--- BEGIN Dataset extract ---

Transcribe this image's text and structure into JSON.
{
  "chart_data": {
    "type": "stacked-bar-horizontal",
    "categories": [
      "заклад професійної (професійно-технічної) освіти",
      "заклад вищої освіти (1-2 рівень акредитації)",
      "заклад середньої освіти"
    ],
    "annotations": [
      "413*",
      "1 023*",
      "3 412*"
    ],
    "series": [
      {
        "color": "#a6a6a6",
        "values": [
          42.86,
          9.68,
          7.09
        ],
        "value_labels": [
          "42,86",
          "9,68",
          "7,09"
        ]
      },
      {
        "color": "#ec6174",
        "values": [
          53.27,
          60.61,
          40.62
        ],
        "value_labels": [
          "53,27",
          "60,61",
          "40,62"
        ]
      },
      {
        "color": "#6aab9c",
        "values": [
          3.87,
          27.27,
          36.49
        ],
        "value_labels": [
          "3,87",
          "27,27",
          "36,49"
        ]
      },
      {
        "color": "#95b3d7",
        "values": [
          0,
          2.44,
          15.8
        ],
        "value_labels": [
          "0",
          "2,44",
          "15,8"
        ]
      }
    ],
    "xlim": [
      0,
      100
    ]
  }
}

--- END Dataset extract ---

■ **Work instructions**: Which lines hold the word "освіти"? Copy each of them from the records.

■ **Response**:
      "заклад професійної (професійно-технічної) освіти",
      "заклад вищої освіти (1-2 рівень акредитації)",
      "заклад середньої освіти"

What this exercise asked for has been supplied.